### [Aim of the task]
Do any lines in the data below contain "SGLCP"? If so, copy every one of them.
[Start of Dataset excerpts]
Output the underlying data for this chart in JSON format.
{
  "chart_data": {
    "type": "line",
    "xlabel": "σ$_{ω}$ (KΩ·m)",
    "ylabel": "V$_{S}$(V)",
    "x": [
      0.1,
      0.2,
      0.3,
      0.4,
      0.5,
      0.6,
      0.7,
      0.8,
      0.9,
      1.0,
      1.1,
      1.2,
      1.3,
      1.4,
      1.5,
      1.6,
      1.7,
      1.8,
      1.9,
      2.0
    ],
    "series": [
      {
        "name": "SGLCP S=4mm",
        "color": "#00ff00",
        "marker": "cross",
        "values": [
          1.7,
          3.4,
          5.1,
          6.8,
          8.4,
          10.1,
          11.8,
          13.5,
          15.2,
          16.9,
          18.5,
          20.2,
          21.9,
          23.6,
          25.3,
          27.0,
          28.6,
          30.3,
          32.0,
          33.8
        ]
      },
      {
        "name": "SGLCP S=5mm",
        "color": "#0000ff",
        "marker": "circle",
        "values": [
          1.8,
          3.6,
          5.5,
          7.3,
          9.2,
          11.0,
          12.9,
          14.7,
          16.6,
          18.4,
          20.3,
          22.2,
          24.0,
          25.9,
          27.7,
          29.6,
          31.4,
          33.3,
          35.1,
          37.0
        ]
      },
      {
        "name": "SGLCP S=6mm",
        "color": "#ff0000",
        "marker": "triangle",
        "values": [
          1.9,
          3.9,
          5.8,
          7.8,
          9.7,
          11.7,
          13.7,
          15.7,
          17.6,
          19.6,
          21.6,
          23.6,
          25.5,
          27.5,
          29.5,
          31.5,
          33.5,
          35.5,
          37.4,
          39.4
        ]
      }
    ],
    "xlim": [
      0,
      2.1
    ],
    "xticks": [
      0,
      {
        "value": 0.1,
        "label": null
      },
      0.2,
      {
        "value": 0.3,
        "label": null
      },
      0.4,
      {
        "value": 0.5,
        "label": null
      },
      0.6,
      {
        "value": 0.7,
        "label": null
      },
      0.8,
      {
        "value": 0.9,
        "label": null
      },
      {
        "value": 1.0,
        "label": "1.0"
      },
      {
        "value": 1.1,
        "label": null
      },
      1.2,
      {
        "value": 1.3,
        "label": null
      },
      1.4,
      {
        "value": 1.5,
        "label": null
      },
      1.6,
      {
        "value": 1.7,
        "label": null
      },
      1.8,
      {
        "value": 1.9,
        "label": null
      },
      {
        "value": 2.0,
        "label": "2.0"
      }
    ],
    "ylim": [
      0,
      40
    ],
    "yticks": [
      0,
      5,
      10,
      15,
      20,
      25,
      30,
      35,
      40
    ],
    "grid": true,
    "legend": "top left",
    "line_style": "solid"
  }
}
[End of Dataset excerpts]
[Start of Dataset excerpts]
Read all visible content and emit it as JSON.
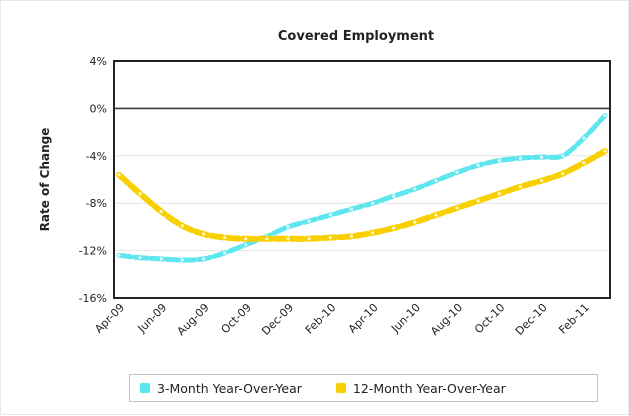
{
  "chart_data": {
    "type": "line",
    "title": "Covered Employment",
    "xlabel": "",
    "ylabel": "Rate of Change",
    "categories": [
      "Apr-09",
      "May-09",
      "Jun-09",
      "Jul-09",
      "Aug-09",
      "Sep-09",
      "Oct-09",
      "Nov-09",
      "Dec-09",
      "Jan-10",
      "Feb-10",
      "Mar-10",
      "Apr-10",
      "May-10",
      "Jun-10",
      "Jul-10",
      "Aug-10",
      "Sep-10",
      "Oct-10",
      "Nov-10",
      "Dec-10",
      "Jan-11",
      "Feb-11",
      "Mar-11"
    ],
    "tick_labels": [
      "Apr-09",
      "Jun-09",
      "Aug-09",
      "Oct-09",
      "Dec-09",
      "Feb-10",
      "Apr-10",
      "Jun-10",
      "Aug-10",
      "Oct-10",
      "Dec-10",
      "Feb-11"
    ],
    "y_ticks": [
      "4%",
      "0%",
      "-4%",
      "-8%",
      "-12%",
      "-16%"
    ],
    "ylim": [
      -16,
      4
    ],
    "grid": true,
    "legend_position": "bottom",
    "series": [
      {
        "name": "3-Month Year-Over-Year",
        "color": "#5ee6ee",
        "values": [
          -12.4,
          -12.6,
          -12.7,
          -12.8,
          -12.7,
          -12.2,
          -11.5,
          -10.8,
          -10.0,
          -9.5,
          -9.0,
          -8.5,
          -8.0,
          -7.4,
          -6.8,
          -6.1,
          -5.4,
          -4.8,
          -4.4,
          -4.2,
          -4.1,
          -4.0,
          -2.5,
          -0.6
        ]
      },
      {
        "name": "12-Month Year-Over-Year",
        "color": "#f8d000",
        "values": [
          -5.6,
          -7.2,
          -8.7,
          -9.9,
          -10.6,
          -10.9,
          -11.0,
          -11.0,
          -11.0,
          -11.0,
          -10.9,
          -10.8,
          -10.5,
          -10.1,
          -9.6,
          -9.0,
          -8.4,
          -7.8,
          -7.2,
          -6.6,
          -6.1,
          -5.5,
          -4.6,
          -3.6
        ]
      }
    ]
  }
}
[End of Dataset excerpts]
### [Exercise answer]
        "name": "SGLCP S=4mm",
        "name": "SGLCP S=5mm",
        "name": "SGLCP S=6mm",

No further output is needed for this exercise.